What you should do » In full and without alteration, repeat the material.

(Source data)
......
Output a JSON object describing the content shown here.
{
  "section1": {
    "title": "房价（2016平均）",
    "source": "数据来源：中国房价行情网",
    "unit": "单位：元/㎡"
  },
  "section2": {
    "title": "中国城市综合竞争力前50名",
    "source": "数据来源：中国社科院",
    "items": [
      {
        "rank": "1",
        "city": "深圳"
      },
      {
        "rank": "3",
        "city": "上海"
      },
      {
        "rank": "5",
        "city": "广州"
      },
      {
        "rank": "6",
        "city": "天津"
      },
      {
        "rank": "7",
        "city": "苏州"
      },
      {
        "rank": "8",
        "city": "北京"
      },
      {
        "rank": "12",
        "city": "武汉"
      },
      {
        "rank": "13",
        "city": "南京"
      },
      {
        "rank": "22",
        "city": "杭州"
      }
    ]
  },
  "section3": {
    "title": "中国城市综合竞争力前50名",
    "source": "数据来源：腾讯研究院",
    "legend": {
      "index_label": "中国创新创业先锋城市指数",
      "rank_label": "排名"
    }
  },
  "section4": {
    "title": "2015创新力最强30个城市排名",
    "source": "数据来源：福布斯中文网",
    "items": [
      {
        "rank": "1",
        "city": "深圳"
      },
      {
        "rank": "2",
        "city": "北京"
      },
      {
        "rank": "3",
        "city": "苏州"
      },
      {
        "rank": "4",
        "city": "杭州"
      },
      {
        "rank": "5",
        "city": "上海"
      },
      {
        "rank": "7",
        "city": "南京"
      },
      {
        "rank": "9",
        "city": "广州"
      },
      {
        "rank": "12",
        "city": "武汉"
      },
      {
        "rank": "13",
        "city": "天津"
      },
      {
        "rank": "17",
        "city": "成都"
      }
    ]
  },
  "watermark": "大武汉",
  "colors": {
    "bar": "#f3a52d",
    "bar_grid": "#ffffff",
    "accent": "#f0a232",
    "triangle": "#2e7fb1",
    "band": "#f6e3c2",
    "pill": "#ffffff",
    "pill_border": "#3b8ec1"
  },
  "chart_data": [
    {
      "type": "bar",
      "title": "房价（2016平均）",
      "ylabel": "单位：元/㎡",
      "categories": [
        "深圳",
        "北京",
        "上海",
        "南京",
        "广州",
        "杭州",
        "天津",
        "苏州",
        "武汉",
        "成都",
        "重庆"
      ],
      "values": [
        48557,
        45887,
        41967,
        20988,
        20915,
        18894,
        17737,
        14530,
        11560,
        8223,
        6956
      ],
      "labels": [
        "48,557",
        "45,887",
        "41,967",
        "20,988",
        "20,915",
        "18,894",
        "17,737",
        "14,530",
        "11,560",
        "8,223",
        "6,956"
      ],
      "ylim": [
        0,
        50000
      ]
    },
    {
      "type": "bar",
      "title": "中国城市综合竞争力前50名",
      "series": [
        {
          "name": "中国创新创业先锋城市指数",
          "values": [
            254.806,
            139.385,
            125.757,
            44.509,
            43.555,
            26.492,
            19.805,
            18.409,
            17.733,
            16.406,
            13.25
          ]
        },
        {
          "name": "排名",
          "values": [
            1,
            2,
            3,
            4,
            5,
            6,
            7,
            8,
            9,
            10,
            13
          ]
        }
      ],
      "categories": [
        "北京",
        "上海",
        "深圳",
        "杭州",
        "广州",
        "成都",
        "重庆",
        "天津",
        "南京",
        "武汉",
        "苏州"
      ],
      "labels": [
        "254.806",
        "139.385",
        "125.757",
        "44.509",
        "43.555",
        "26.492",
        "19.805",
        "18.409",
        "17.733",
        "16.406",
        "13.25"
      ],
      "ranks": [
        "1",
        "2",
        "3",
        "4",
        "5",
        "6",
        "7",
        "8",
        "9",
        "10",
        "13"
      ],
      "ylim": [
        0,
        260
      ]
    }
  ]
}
......
Solution for this task »
Output a JSON object describing the content shown here.
{
  "section1": {
    "title": "房价（2016平均）",
    "source": "数据来源：中国房价行情网",
    "unit": "单位：元/㎡"
  },
  "section2": {
    "title": "中国城市综合竞争力前50名",
    "source": "数据来源：中国社科院",
    "items": [
      {
        "rank": "1",
        "city": "深圳"
      },
      {
        "rank": "3",
        "city": "上海"
      },
      {
        "rank": "5",
        "city": "广州"
      },
      {
        "rank": "6",
        "city": "天津"
      },
      {
        "rank": "7",
        "city": "苏州"
      },
      {
        "rank": "8",
        "city": "北京"
      },
      {
        "rank": "12",
        "city": "武汉"
      },
      {
        "rank": "13",
        "city": "南京"
      },
      {
        "rank": "22",
        "city": "杭州"
      }
    ]
  },
  "section3": {
    "title": "中国城市综合竞争力前50名",
    "source": "数据来源：腾讯研究院",
    "legend": {
      "index_label": "中国创新创业先锋城市指数",
      "rank_label": "排名"
    }
  },
  "section4": {
    "title": "2015创新力最强30个城市排名",
    "source": "数据来源：福布斯中文网",
    "items": [
      {
        "rank": "1",
        "city": "深圳"
      },
      {
        "rank": "2",
        "city": "北京"
      },
      {
        "rank": "3",
        "city": "苏州"
      },
      {
        "rank": "4",
        "city": "杭州"
      },
      {
        "rank": "5",
        "city": "上海"
      },
      {
        "rank": "7",
        "city": "南京"
      },
      {
        "rank": "9",
        "city": "广州"
      },
      {
        "rank": "12",
        "city": "武汉"
      },
      {
        "rank": "13",
        "city": "天津"
      },
      {
        "rank": "17",
        "city": "成都"
      }
    ]
  },
  "watermark": "大武汉",
  "colors": {
    "bar": "#f3a52d",
    "bar_grid": "#ffffff",
    "accent": "#f0a232",
    "triangle": "#2e7fb1",
    "band": "#f6e3c2",
    "pill": "#ffffff",
    "pill_border": "#3b8ec1"
  },
  "chart_data": [
    {
      "type": "bar",
      "title": "房价（2016平均）",
      "ylabel": "单位：元/㎡",
      "categories": [
        "深圳",
        "北京",
        "上海",
        "南京",
        "广州",
        "杭州",
        "天津",
        "苏州",
        "武汉",
        "成都",
        "重庆"
      ],
      "values": [
        48557,
        45887,
        41967,
        20988,
        20915,
        18894,
        17737,
        14530,
        11560,
        8223,
        6956
      ],
      "labels": [
        "48,557",
        "45,887",
        "41,967",
        "20,988",
        "20,915",
        "18,894",
        "17,737",
        "14,530",
        "11,560",
        "8,223",
        "6,956"
      ],
      "ylim": [
        0,
        50000
      ]
    },
    {
      "type": "bar",
      "title": "中国城市综合竞争力前50名",
      "series": [
        {
          "name": "中国创新创业先锋城市指数",
          "values": [
            254.806,
            139.385,
            125.757,
            44.509,
            43.555,
            26.492,
            19.805,
            18.409,
            17.733,
            16.406,
            13.25
          ]
        },
        {
          "name": "排名",
          "values": [
            1,
            2,
            3,
            4,
            5,
            6,
            7,
            8,
            9,
            10,
            13
          ]
        }
      ],
      "categories": [
        "北京",
        "上海",
        "深圳",
        "杭州",
        "广州",
        "成都",
        "重庆",
        "天津",
        "南京",
        "武汉",
        "苏州"
      ],
      "labels": [
        "254.806",
        "139.385",
        "125.757",
        "44.509",
        "43.555",
        "26.492",
        "19.805",
        "18.409",
        "17.733",
        "16.406",
        "13.25"
      ],
      "ranks": [
        "1",
        "2",
        "3",
        "4",
        "5",
        "6",
        "7",
        "8",
        "9",
        "10",
        "13"
      ],
      "ylim": [
        0,
        260
      ]
    }
  ]
}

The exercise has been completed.